▸ Prompt
Entries follow. Set all of them down as they stand.

▸ Record extracts
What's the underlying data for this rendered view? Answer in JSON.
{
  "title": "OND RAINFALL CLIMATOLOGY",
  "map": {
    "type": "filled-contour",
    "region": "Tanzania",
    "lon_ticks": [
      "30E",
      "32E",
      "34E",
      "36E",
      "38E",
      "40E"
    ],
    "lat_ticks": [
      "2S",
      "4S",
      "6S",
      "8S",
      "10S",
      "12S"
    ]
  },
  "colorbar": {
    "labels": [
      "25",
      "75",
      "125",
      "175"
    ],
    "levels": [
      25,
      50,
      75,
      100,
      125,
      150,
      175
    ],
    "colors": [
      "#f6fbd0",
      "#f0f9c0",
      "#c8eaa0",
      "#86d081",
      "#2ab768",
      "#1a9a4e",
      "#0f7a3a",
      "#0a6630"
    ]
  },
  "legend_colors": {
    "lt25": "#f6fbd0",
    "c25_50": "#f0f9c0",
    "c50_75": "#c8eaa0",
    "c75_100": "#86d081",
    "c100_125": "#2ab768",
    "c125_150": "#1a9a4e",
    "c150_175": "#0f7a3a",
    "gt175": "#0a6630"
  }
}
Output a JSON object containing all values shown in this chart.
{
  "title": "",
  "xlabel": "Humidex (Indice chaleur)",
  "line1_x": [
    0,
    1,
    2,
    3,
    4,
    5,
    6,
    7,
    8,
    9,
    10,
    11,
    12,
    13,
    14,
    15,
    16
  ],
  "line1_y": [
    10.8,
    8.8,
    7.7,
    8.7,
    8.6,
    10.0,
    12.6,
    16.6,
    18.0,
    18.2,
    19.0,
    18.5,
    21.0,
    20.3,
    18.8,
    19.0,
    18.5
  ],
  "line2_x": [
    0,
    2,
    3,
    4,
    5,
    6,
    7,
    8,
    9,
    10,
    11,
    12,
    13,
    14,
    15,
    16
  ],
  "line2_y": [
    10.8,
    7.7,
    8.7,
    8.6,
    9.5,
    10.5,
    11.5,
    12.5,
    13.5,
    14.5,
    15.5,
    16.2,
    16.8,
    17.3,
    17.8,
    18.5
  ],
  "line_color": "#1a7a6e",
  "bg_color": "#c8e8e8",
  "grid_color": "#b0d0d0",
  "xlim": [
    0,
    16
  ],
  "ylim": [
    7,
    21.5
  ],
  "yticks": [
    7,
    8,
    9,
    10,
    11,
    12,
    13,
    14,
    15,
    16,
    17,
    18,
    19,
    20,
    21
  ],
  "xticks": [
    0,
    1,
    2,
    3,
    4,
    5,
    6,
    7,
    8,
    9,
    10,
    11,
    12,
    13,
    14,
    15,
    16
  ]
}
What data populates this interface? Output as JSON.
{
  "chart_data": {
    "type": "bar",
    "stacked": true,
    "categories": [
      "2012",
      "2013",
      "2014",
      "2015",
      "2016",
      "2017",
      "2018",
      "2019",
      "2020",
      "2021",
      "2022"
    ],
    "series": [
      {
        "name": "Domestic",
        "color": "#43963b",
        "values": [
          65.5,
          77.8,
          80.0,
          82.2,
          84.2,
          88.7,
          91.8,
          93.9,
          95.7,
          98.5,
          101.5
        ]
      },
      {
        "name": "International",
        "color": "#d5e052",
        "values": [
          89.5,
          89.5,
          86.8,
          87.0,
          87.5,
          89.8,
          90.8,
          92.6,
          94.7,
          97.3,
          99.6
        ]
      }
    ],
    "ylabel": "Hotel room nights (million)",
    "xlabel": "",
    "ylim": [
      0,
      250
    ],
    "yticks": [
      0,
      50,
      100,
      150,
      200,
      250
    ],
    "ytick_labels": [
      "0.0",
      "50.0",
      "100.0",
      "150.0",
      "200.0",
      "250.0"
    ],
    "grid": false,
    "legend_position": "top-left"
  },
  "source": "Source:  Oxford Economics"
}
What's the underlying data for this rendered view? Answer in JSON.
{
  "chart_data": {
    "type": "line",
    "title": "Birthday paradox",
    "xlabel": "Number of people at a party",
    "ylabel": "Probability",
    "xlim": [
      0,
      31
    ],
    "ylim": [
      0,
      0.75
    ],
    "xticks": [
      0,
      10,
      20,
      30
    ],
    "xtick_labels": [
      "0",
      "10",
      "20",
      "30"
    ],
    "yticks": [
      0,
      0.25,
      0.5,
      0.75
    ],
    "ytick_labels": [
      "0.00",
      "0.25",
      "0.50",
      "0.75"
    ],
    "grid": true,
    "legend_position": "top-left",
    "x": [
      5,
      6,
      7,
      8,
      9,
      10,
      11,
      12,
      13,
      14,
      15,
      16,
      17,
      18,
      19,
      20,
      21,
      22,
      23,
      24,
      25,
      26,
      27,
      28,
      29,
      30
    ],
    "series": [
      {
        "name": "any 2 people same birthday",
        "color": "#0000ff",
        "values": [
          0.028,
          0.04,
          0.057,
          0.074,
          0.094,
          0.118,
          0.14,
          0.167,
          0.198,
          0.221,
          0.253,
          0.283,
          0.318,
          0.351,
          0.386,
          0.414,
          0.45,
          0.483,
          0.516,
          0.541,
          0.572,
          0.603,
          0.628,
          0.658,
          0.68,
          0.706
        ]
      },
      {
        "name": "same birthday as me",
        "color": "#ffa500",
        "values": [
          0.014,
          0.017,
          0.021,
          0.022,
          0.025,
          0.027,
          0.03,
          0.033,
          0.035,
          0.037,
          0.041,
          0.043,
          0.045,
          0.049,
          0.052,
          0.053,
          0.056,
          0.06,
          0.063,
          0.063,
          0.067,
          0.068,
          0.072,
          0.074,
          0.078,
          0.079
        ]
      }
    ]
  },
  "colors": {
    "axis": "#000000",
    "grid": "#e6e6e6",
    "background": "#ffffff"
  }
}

▸ The response
What's the underlying data for this rendered view? Answer in JSON.
{
  "title": "OND RAINFALL CLIMATOLOGY",
  "map": {
    "type": "filled-contour",
    "region": "Tanzania",
    "lon_ticks": [
      "30E",
      "32E",
      "34E",
      "36E",
      "38E",
      "40E"
    ],
    "lat_ticks": [
      "2S",
      "4S",
      "6S",
      "8S",
      "10S",
      "12S"
    ]
  },
  "colorbar": {
    "labels": [
      "25",
      "75",
      "125",
      "175"
    ],
    "levels": [
      25,
      50,
      75,
      100,
      125,
      150,
      175
    ],
    "colors": [
      "#f6fbd0",
      "#f0f9c0",
      "#c8eaa0",
      "#86d081",
      "#2ab768",
      "#1a9a4e",
      "#0f7a3a",
      "#0a6630"
    ]
  },
  "legend_colors": {
    "lt25": "#f6fbd0",
    "c25_50": "#f0f9c0",
    "c50_75": "#c8eaa0",
    "c75_100": "#86d081",
    "c100_125": "#2ab768",
    "c125_150": "#1a9a4e",
    "c150_175": "#0f7a3a",
    "gt175": "#0a6630"
  }
}
Output a JSON object containing all values shown in this chart.
{
  "title": "",
  "xlabel": "Humidex (Indice chaleur)",
  "line1_x": [
    0,
    1,
    2,
    3,
    4,
    5,
    6,
    7,
    8,
    9,
    10,
    11,
    12,
    13,
    14,
    15,
    16
  ],
  "line1_y": [
    10.8,
    8.8,
    7.7,
    8.7,
    8.6,
    10.0,
    12.6,
    16.6,
    18.0,
    18.2,
    19.0,
    18.5,
    21.0,
    20.3,
    18.8,
    19.0,
    18.5
  ],
  "line2_x": [
    0,
    2,
    3,
    4,
    5,
    6,
    7,
    8,
    9,
    10,
    11,
    12,
    13,
    14,
    15,
    16
  ],
  "line2_y": [
    10.8,
    7.7,
    8.7,
    8.6,
    9.5,
    10.5,
    11.5,
    12.5,
    13.5,
    14.5,
    15.5,
    16.2,
    16.8,
    17.3,
    17.8,
    18.5
  ],
  "line_color": "#1a7a6e",
  "bg_color": "#c8e8e8",
  "grid_color": "#b0d0d0",
  "xlim": [
    0,
    16
  ],
  "ylim": [
    7,
    21.5
  ],
  "yticks": [
    7,
    8,
    9,
    10,
    11,
    12,
    13,
    14,
    15,
    16,
    17,
    18,
    19,
    20,
    21
  ],
  "xticks": [
    0,
    1,
    2,
    3,
    4,
    5,
    6,
    7,
    8,
    9,
    10,
    11,
    12,
    13,
    14,
    15,
    16
  ]
}
What data populates this interface? Output as JSON.
{
  "chart_data": {
    "type": "bar",
    "stacked": true,
    "categories": [
      "2012",
      "2013",
      "2014",
      "2015",
      "2016",
      "2017",
      "2018",
      "2019",
      "2020",
      "2021",
      "2022"
    ],
    "series": [
      {
        "name": "Domestic",
        "color": "#43963b",
        "values": [
          65.5,
          77.8,
          80.0,
          82.2,
          84.2,
          88.7,
          91.8,
          93.9,
          95.7,
          98.5,
          101.5
        ]
      },
      {
        "name": "International",
        "color": "#d5e052",
        "values": [
          89.5,
          89.5,
          86.8,
          87.0,
          87.5,
          89.8,
          90.8,
          92.6,
          94.7,
          97.3,
          99.6
        ]
      }
    ],
    "ylabel": "Hotel room nights (million)",
    "xlabel": "",
    "ylim": [
      0,
      250
    ],
    "yticks": [
      0,
      50,
      100,
      150,
      200,
      250
    ],
    "ytick_labels": [
      "0.0",
      "50.0",
      "100.0",
      "150.0",
      "200.0",
      "250.0"
    ],
    "grid": false,
    "legend_position": "top-left"
  },
  "source": "Source:  Oxford Economics"
}
What's the underlying data for this rendered view? Answer in JSON.
{
  "chart_data": {
    "type": "line",
    "title": "Birthday paradox",
    "xlabel": "Number of people at a party",
    "ylabel": "Probability",
    "xlim": [
      0,
      31
    ],
    "ylim": [
      0,
      0.75
    ],
    "xticks": [
      0,
      10,
      20,
      30
    ],
    "xtick_labels": [
      "0",
      "10",
      "20",
      "30"
    ],
    "yticks": [
      0,
      0.25,
      0.5,
      0.75
    ],
    "ytick_labels": [
      "0.00",
      "0.25",
      "0.50",
      "0.75"
    ],
    "grid": true,
    "legend_position": "top-left",
    "x": [
      5,
      6,
      7,
      8,
      9,
      10,
      11,
      12,
      13,
      14,
      15,
      16,
      17,
      18,
      19,
      20,
      21,
      22,
      23,
      24,
      25,
      26,
      27,
      28,
      29,
      30
    ],
    "series": [
      {
        "name": "any 2 people same birthday",
        "color": "#0000ff",
        "values": [
          0.028,
          0.04,
          0.057,
          0.074,
          0.094,
          0.118,
          0.14,
          0.167,
          0.198,
          0.221,
          0.253,
          0.283,
          0.318,
          0.351,
          0.386,
          0.414,
          0.45,
          0.483,
          0.516,
          0.541,
          0.572,
          0.603,
          0.628,
          0.658,
          0.68,
          0.706
        ]
      },
      {
        "name": "same birthday as me",
        "color": "#ffa500",
        "values": [
          0.014,
          0.017,
          0.021,
          0.022,
          0.025,
          0.027,
          0.03,
          0.033,
          0.035,
          0.037,
          0.041,
          0.043,
          0.045,
          0.049,
          0.052,
          0.053,
          0.056,
          0.06,
          0.063,
          0.063,
          0.067,
          0.068,
          0.072,
          0.074,
          0.078,
          0.079
        ]
      }
    ]
  },
  "colors": {
    "axis": "#000000",
    "grid": "#e6e6e6",
    "background": "#ffffff"
  }
}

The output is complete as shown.